─── Data records ───

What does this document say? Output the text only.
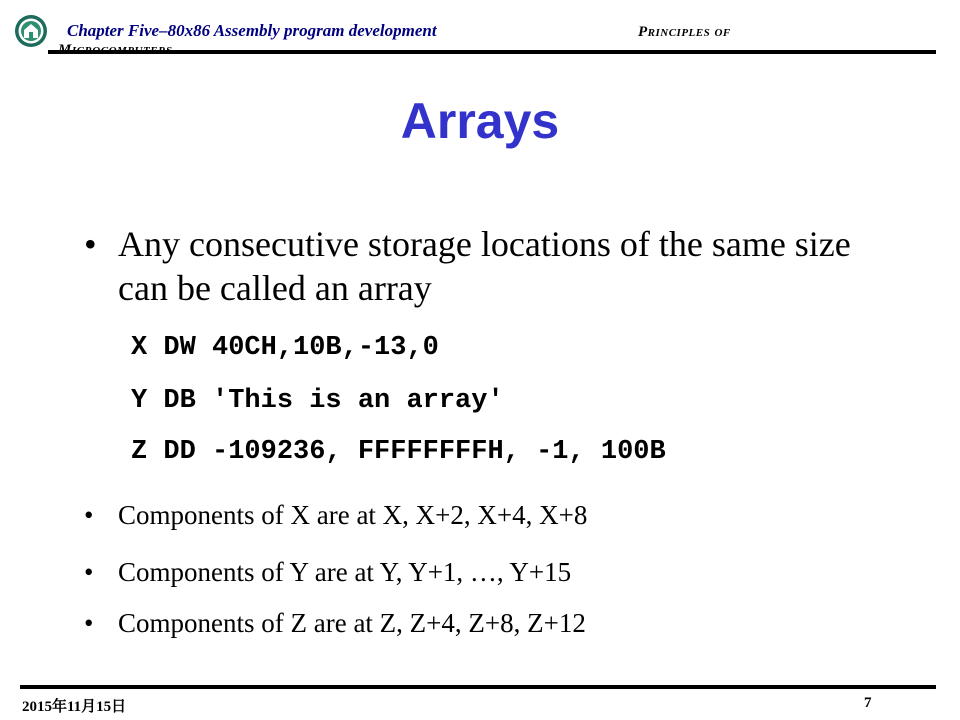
Principles of
Chapter Five–80x86 Assembly program development
Arrays
• Any consecutive storage locations of the same size can be called an array
X DW 40CH,10B,-13,0
Y DB 'This is an array'
Z DD -109236, FFFFFFFFH, -1, 100B
• Components of X are at X, X+2, X+4, X+8
• Components of Y are at Y, Y+1, …, Y+15
• Components of Z are at Z, Z+4, Z+8, Z+12
2015年11月15日	7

───

#### Goal of the exercise
Return all lines with the word "Components" in them.

#### Response to the exercise
• Components of X are at X, X+2, X+4, X+8
• Components of Y are at Y, Y+1, …, Y+15
• Components of Z are at Z, Z+4, Z+8, Z+12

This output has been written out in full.